# Excerpt to read:
======

And if a family of three elects to buy health insurance on their own, either HSA or HDHP, then chances are their annual deductible + monthly costs will be $10,000 and up, or about 1/3 of that fast-food family's gross income.  

Next fact: in the U.S., workers' wages make up 25 to 35 percent of the cost of fast food, according to experts. Meanwhile, the norm in Europe where the minimum wage is higher is about 45 percent; and yet somehow, McDonald's manages to operate more than 7,400 restaurants in Europe. This indicates there is room for higher U.S. wages.  Still, the cost of fast food would probably go up, since restaurant owners, whose average profit margins hover around 4 percent, would pass on all or most of a wage increase to customers. 

"That's terrible, higher prices must be avoided at all costs!" my conservative interlocutor will object. To them inflation is the biggest bogeyman next to taxes. But you know what? I'm cool with it.  Poorer people would do well to eat less fast food anyway, and prepare their own meals; and wealthier people could afford to pay a little more. 

It reminds me how "Papa" John Schnatter warned in dire terms that Papa John's restaurants would have to raise their prices 14 cents per pizza to give their employees health insurance to comply with Obamacare. But what's 14 cents to a customer who can afford to buy a pizza instead of groceries? Plus it's customary to tip the deliver guy at least a couple bucks.

(BTW, President Obama's proposal in February to raise the minimum wage to $9 and tie it to the cost of living was projected to raise the price of fast food 3 percent. With a $9 minimum wage, the average cost of a McDonald's Extra Value Meal would then increase from $4.45 to $4.58.  Hardly noticeable.  Doing a little algebra -- although I have no idea if this is economically sound -- at the same ratio, a $15 minimum wage would increase the cost of fast food by 13.3 percent, for a Value Meal price of $5.03.  Heck, let's suppose a $15 wage would raise the price 40 percent: the Value Meal would still cost only $6.23.  Not exactly hyperinflation.)

According to economic theory, there is a big benefit to higher wages: lower employee turnover. Lower turnover leads to higher productivity (output per employee per hour). U.S. workers, incidentally, are already the most productive in the world, although you wouldn't guess it, considering real U.S. incomes have been stagnant since the 1970s; and the median male is especially worse off today, earning as much in real dollars as a man in 1964!

Next problem with Hickey's apologia: McDonald's, Walmart and most other retailers employ few full-time workers anyway; workers are not permitted to work full time.  So we're really talking about workers below the U.S. poverty line unless they work two part-time jobs.  That is, assuming they can get those part-time jobs: there are still 3 applicants for every job opening.

To protest this sad state of affairs, yesterday fast-food workers in about 60 U.S. cities carried out a one-day strike for a minimum hourly wage of $15.

======

# Given exercise a:
According to the fast-food wage piece, how many restaurants does McDonald's operate in Europe?
The rows after this point have no connection to the fast-food wage piece.

======

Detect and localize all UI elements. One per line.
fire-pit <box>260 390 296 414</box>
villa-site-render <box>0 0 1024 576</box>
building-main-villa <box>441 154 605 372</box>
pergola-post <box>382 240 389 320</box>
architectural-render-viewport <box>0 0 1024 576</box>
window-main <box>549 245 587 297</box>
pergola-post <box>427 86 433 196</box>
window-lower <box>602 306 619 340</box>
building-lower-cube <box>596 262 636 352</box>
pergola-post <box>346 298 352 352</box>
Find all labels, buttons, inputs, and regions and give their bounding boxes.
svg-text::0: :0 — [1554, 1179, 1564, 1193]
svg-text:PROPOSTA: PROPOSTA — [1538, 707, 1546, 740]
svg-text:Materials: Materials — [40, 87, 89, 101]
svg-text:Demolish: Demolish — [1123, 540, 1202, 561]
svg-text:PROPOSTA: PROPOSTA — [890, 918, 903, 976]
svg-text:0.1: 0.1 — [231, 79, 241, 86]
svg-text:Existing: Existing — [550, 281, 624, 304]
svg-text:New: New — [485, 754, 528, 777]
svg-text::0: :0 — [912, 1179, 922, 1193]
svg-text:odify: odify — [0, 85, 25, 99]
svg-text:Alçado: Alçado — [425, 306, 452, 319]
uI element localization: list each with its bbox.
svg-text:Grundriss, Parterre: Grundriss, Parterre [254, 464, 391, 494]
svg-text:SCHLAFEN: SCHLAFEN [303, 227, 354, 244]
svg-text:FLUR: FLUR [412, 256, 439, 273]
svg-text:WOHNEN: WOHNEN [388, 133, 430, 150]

======

# Given exercise b:
Rename "pergola-post" to "pergola-column" in each of the rows above. Leave everything else in them unchanged.

# Task response a:
More than 7,400.

# Task response b:
Detect and localize all UI elements. One per line.
fire-pit <box>260 390 296 414</box>
villa-site-render <box>0 0 1024 576</box>
building-main-villa <box>441 154 605 372</box>
pergola-column <box>382 240 389 320</box>
architectural-render-viewport <box>0 0 1024 576</box>
window-main <box>549 245 587 297</box>
pergola-column <box>427 86 433 196</box>
window-lower <box>602 306 619 340</box>
building-lower-cube <box>596 262 636 352</box>
pergola-column <box>346 298 352 352</box>
Find all labels, buttons, inputs, and regions and give their bounding boxes.
svg-text::0: :0 — [1554, 1179, 1564, 1193]
svg-text:PROPOSTA: PROPOSTA — [1538, 707, 1546, 740]
svg-text:Materials: Materials — [40, 87, 89, 101]
svg-text:Demolish: Demolish — [1123, 540, 1202, 561]
svg-text:PROPOSTA: PROPOSTA — [890, 918, 903, 976]
svg-text:0.1: 0.1 — [231, 79, 241, 86]
svg-text:Existing: Existing — [550, 281, 624, 304]
svg-text:New: New — [485, 754, 528, 777]
svg-text::0: :0 — [912, 1179, 922, 1193]
svg-text:odify: odify — [0, 85, 25, 99]
svg-text:Alçado: Alçado — [425, 306, 452, 319]
uI element localization: list each with its bbox.
svg-text:Grundriss, Parterre: Grundriss, Parterre [254, 464, 391, 494]
svg-text:SCHLAFEN: SCHLAFEN [303, 227, 354, 244]
svg-text:FLUR: FLUR [412, 256, 439, 273]
svg-text:WOHNEN: WOHNEN [388, 133, 430, 150]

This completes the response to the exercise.